Rewrite the lines from the one containing "electronic-signature-stamp [386, 1979, 1137, 2112]" through the one containing "paragraph-4 [177, 360, 1424, 463]", inclusive, swapping "paragraph-number" for "item-number" and leaving everything else unchanged.

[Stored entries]
————
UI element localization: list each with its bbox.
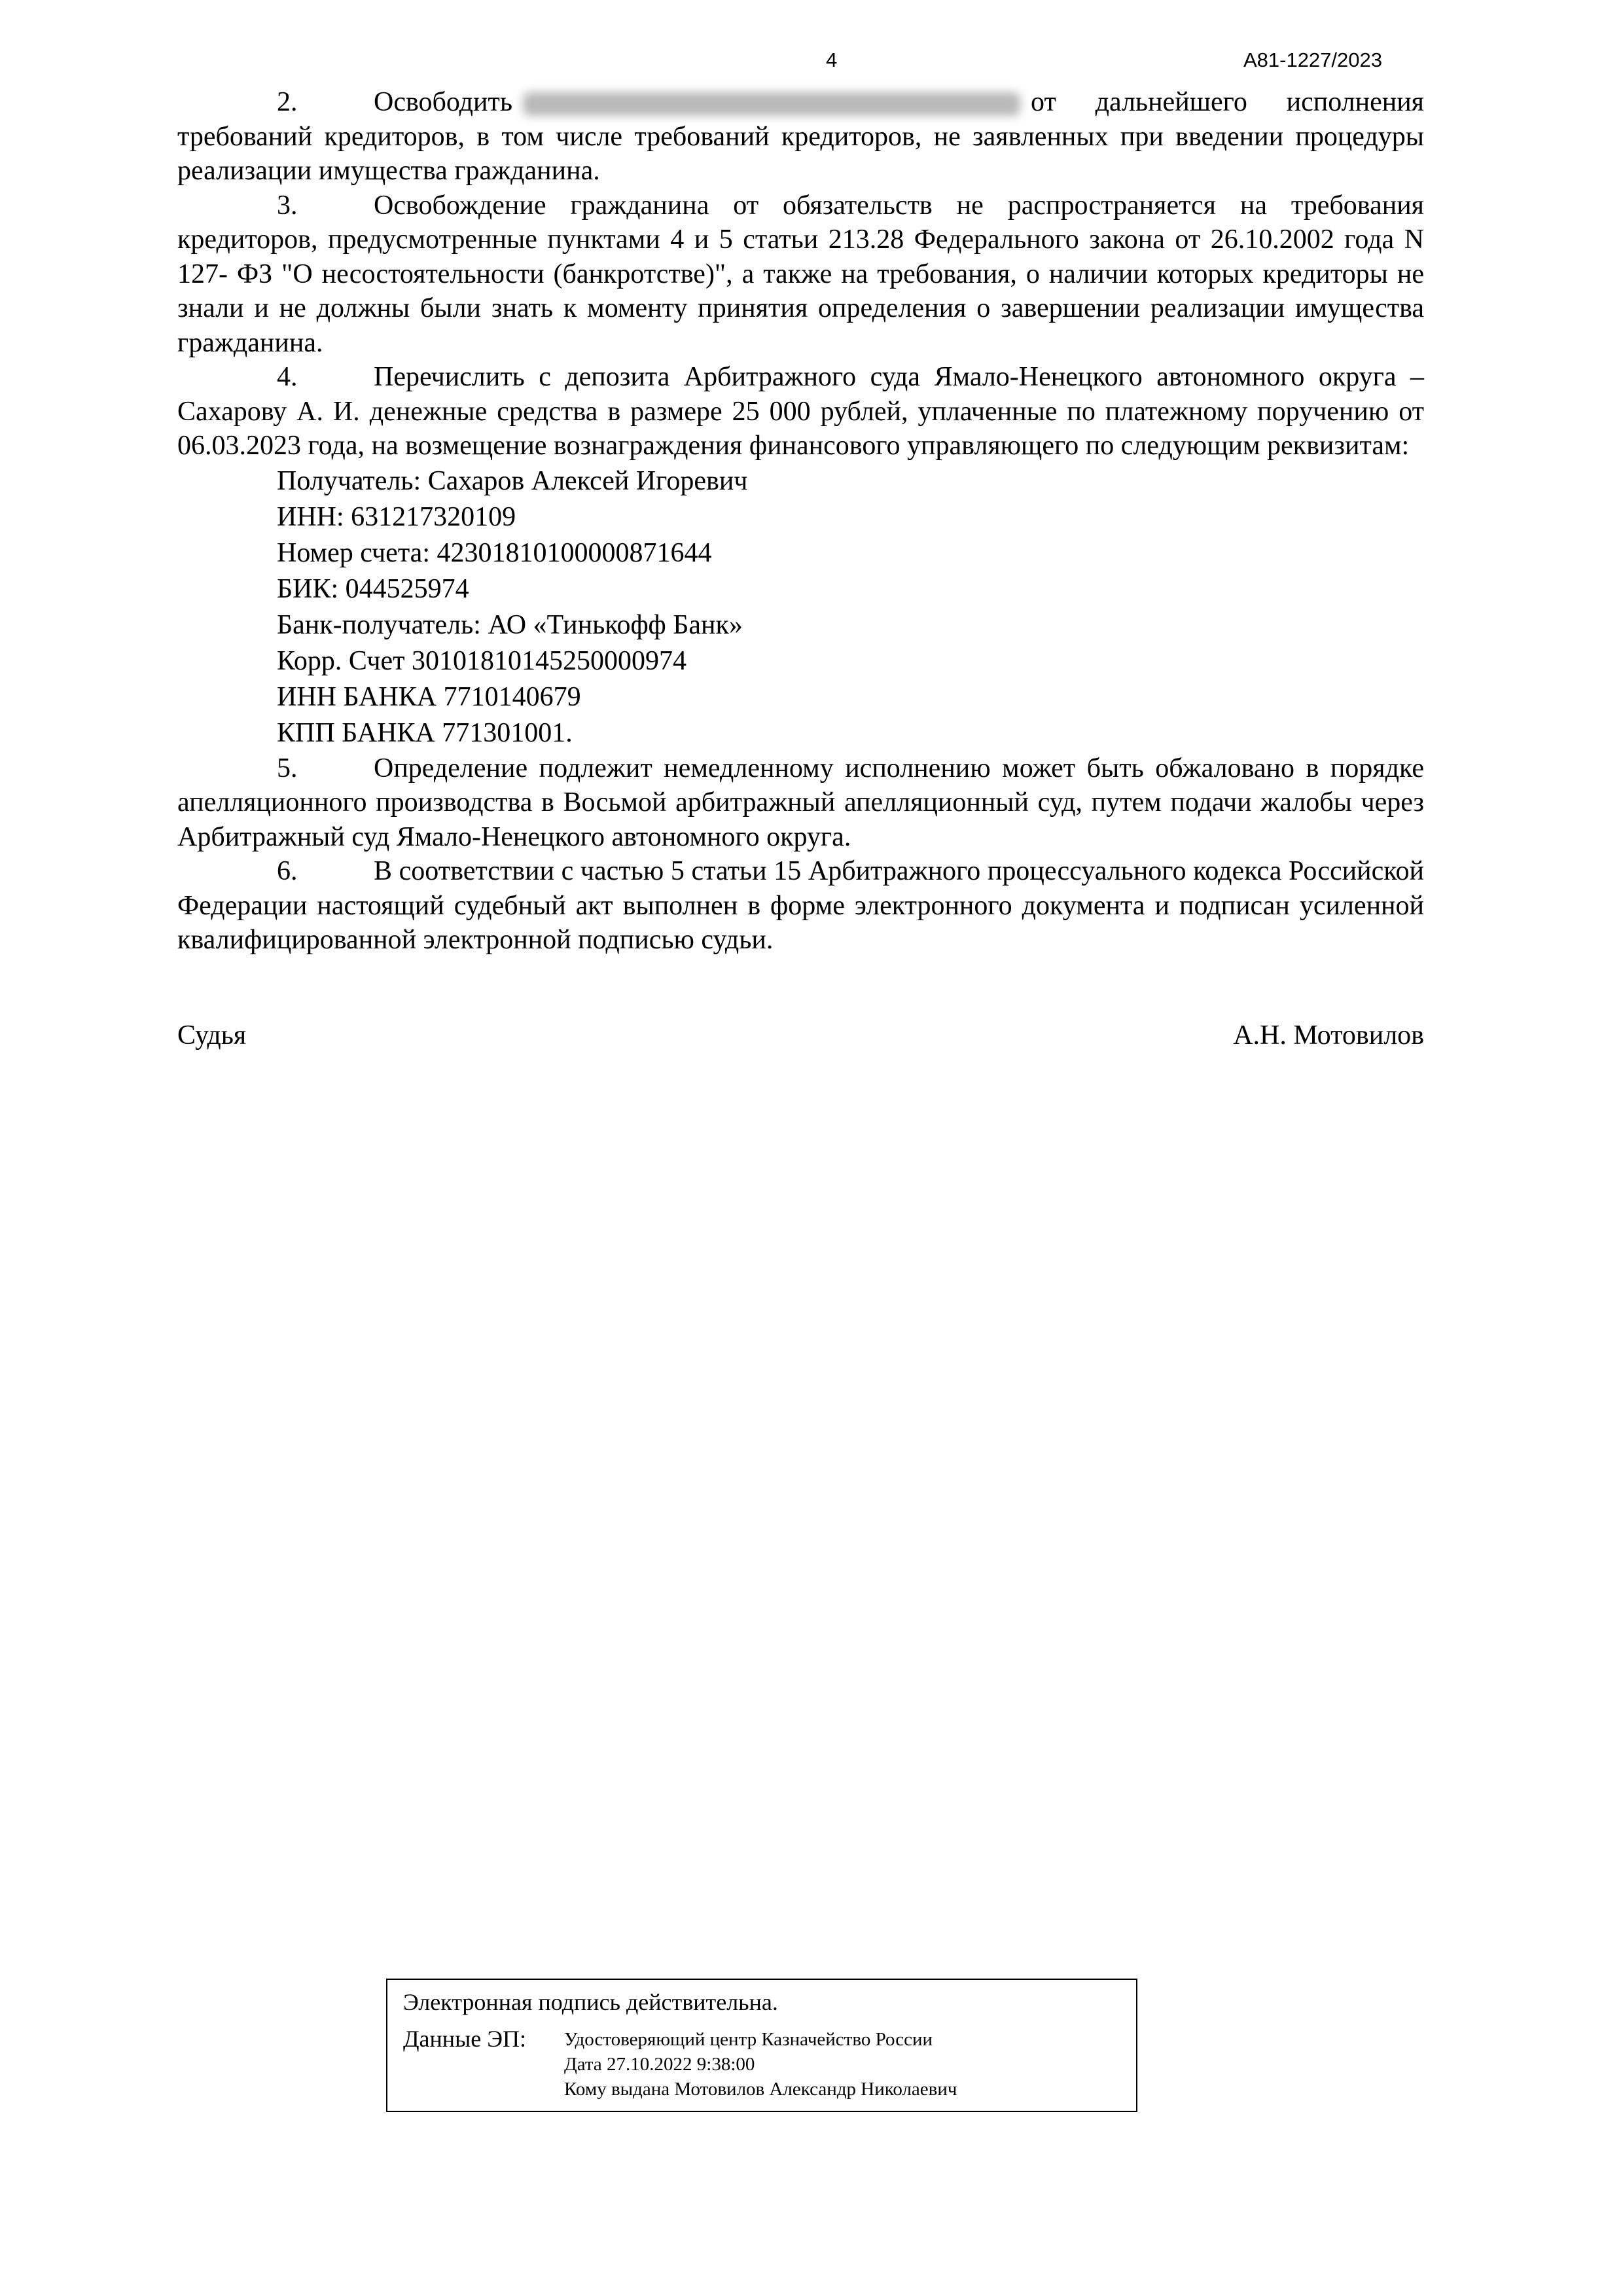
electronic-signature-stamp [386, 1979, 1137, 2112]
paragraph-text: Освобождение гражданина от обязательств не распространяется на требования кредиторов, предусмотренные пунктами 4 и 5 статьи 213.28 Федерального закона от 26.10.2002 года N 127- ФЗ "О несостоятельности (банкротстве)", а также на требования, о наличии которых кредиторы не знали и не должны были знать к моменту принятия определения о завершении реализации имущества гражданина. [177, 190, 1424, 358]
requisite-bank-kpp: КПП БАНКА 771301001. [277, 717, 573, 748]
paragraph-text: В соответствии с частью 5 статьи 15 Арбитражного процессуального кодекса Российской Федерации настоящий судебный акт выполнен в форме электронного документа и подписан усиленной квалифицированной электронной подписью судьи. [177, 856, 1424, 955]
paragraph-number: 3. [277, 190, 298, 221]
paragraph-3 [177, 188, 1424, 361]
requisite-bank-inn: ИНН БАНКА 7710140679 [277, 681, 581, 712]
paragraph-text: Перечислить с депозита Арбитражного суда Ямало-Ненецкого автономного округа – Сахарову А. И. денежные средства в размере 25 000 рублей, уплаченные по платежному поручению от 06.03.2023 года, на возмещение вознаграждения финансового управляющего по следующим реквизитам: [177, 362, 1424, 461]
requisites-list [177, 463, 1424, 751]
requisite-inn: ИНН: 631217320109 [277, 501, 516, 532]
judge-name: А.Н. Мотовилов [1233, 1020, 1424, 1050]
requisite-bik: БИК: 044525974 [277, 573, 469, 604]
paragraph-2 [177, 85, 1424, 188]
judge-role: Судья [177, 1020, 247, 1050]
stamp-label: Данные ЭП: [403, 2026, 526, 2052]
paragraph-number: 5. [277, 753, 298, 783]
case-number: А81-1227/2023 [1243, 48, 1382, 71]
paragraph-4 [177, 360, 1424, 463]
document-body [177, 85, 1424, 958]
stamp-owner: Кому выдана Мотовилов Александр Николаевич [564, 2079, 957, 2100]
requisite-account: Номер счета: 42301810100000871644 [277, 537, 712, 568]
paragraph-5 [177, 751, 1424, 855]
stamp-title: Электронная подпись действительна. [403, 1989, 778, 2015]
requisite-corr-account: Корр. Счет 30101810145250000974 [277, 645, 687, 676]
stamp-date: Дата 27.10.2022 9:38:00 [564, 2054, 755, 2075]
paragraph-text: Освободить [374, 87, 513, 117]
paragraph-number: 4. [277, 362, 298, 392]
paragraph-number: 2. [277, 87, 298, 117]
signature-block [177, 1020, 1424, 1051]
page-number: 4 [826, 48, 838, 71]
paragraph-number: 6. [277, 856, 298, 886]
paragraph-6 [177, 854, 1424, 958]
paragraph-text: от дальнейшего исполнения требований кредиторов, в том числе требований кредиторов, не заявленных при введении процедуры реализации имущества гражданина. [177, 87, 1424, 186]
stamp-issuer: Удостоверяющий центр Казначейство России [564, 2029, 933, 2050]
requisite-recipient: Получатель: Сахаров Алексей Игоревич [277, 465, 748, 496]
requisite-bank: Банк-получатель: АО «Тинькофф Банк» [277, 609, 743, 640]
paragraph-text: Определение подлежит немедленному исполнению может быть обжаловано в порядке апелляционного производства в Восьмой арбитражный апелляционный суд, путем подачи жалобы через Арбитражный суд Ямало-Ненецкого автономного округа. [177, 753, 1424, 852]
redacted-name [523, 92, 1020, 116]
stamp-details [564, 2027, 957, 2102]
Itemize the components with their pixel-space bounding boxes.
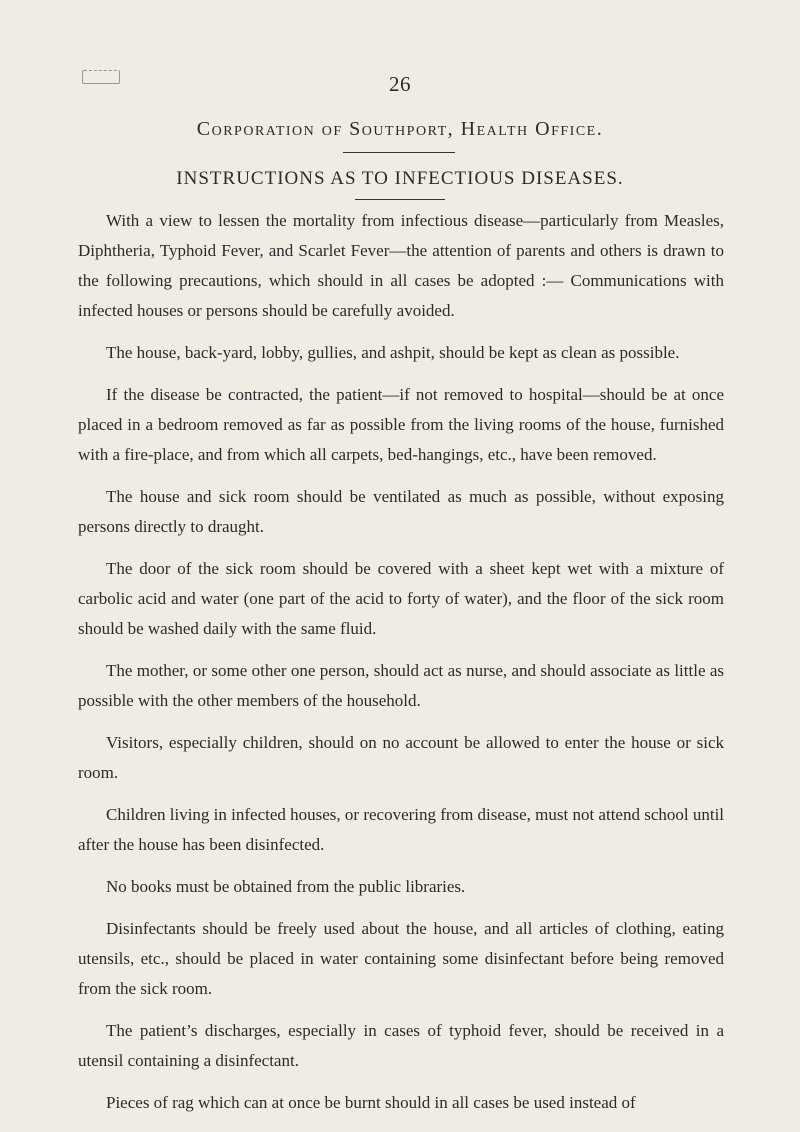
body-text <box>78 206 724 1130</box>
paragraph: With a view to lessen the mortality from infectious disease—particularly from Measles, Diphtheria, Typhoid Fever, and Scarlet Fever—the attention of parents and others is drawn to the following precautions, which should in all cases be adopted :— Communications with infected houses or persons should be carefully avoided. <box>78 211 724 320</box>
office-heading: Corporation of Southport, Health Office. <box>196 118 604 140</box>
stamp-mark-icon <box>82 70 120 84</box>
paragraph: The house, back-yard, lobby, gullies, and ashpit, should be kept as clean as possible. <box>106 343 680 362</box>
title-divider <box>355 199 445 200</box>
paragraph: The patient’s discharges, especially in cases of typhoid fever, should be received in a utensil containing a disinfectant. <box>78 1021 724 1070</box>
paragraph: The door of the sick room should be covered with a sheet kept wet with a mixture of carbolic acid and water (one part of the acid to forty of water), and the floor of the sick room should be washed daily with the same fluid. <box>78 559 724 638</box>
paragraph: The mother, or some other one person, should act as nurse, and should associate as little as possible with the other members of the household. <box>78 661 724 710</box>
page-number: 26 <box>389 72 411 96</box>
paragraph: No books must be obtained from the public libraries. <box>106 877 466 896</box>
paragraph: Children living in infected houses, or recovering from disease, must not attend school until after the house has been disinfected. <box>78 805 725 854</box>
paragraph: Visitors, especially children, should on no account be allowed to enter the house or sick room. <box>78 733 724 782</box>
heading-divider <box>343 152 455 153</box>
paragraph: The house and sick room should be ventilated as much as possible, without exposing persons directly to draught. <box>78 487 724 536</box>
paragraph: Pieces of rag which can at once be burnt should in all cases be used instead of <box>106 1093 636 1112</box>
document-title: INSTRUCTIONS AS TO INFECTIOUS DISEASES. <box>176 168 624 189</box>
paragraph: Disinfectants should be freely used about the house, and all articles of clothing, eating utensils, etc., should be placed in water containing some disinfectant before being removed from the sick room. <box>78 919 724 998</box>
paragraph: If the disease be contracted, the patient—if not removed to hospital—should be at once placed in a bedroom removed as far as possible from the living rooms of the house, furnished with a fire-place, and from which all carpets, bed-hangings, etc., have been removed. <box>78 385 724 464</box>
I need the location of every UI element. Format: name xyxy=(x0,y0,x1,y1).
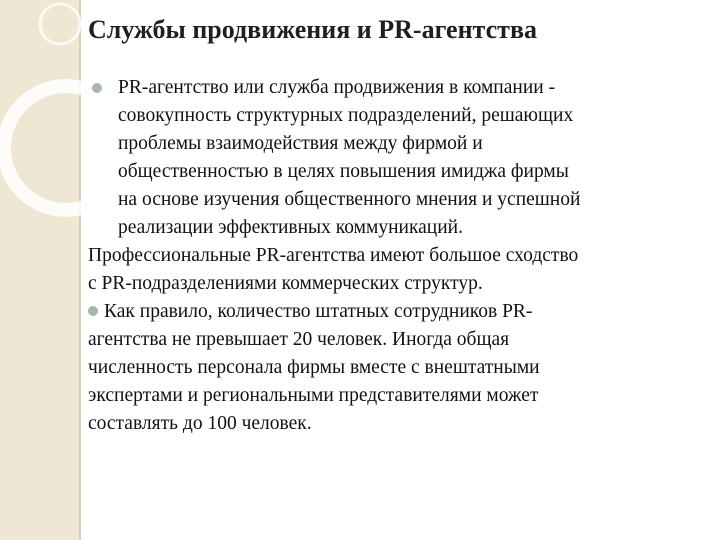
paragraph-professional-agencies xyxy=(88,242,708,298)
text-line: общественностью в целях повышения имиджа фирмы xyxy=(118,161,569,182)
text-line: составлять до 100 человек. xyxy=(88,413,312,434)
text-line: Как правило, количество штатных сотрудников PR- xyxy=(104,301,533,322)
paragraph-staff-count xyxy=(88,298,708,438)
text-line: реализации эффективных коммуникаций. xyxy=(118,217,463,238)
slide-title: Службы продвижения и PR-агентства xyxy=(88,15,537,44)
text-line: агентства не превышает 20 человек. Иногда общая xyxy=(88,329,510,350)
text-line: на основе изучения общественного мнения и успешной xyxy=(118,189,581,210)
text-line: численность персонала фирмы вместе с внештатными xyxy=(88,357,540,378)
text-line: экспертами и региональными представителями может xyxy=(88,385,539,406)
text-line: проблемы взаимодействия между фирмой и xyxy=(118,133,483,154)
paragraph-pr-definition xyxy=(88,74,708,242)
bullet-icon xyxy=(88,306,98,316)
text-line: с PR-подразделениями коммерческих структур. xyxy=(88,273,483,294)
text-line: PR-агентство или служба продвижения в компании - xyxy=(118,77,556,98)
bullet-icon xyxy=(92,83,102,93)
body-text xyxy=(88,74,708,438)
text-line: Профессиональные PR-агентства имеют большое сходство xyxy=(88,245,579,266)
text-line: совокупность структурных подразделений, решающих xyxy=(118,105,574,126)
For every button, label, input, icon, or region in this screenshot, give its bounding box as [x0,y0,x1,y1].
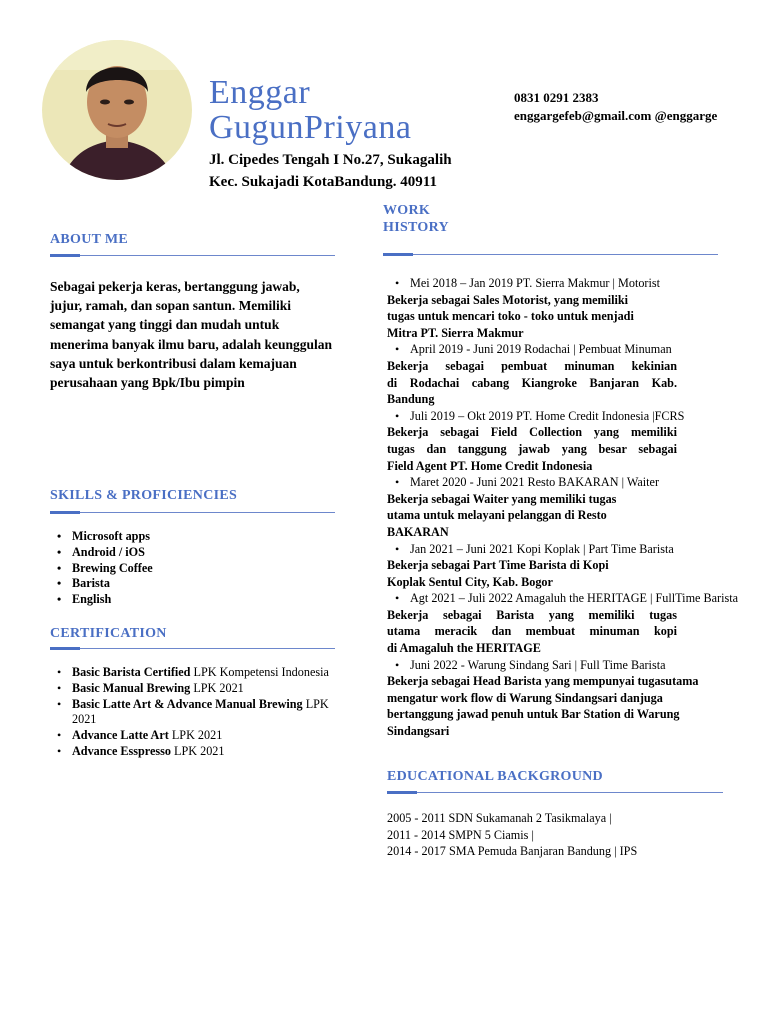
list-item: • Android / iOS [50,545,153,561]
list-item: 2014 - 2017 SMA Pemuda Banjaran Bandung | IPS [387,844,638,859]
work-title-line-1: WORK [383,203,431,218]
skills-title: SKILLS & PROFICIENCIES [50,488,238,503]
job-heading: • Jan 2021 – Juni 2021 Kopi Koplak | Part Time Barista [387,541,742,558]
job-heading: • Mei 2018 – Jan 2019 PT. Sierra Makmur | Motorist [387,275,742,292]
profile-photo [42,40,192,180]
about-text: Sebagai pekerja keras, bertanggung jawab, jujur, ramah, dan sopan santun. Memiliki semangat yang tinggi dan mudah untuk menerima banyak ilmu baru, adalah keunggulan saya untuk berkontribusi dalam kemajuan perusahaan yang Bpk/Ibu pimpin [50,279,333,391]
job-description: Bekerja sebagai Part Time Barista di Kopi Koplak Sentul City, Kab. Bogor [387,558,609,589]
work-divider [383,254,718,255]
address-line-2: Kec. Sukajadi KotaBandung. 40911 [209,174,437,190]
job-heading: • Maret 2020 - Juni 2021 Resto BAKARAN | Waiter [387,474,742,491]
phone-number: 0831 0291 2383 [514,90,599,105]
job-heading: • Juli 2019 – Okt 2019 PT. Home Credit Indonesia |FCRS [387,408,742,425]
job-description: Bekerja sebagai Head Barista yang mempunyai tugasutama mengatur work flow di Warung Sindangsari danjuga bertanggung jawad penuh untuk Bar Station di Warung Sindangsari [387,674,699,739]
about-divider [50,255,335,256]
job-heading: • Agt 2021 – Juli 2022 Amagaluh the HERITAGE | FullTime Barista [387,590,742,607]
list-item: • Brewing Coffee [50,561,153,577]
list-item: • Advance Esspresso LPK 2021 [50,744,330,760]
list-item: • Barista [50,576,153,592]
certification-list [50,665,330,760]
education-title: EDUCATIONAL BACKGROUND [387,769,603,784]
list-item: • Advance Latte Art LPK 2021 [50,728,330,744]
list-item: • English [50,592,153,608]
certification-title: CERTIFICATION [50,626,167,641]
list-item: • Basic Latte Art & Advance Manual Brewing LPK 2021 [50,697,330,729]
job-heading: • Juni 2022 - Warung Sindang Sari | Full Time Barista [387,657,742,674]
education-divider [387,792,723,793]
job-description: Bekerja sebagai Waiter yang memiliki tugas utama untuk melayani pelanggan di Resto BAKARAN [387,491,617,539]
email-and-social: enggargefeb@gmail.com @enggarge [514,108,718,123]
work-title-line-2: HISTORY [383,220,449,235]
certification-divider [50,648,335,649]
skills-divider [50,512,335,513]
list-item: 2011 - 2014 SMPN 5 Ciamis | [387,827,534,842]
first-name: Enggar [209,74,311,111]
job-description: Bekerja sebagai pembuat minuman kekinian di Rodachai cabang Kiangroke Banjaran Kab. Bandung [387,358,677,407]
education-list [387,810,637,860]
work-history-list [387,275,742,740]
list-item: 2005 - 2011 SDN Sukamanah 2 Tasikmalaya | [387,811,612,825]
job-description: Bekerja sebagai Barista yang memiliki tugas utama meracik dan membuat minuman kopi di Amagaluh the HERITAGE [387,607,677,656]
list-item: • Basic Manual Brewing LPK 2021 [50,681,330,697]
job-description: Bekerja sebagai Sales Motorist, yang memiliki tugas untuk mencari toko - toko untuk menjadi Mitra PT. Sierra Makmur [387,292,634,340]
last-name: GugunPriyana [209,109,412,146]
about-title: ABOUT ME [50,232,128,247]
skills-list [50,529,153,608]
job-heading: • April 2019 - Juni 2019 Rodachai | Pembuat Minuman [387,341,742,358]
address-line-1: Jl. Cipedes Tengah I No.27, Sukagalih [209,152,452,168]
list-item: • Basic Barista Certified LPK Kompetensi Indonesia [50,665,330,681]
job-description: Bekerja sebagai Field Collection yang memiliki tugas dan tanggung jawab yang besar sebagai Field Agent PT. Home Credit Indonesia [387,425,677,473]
————
*Response for this exercise*.
electronic-signature-stamp [386, 1979, 1137, 2112]
paragraph-text: Освобождение гражданина от обязательств не распространяется на требования кредиторов, предусмотренные пунктами 4 и 5 статьи 213.28 Федерального закона от 26.10.2002 года N 127- ФЗ "О несостоятельности (банкротстве)", а также на требования, о наличии которых кредиторы не знали и не должны были знать к моменту принятия определения о завершении реализации имущества гражданина. [177, 190, 1424, 358]
requisite-bank-kpp: КПП БАНКА 771301001. [277, 717, 573, 748]
paragraph-text: В соответствии с частью 5 статьи 15 Арбитражного процессуального кодекса Российской Федерации настоящий судебный акт выполнен в форме электронного документа и подписан усиленной квалифицированной электронной подписью судьи. [177, 856, 1424, 955]
item-number: 3. [277, 190, 298, 221]
paragraph-3 [177, 188, 1424, 361]
requisite-bank-inn: ИНН БАНКА 7710140679 [277, 681, 581, 712]
paragraph-text: Перечислить с депозита Арбитражного суда Ямало-Ненецкого автономного округа – Сахарову А. И. денежные средства в размере 25 000 рублей, уплаченные по платежному поручению от 06.03.2023 года, на возмещение вознаграждения финансового управляющего по следующим реквизитам: [177, 362, 1424, 461]
requisites-list [177, 463, 1424, 751]
requisite-inn: ИНН: 631217320109 [277, 501, 516, 532]
judge-name: А.Н. Мотовилов [1233, 1020, 1424, 1050]
requisite-bik: БИК: 044525974 [277, 573, 469, 604]
paragraph-2 [177, 85, 1424, 188]
judge-role: Судья [177, 1020, 247, 1050]
stamp-label: Данные ЭП: [403, 2026, 526, 2052]
item-number: 5. [277, 753, 298, 783]
case-number: А81-1227/2023 [1243, 48, 1382, 71]
paragraph-4 [177, 360, 1424, 463]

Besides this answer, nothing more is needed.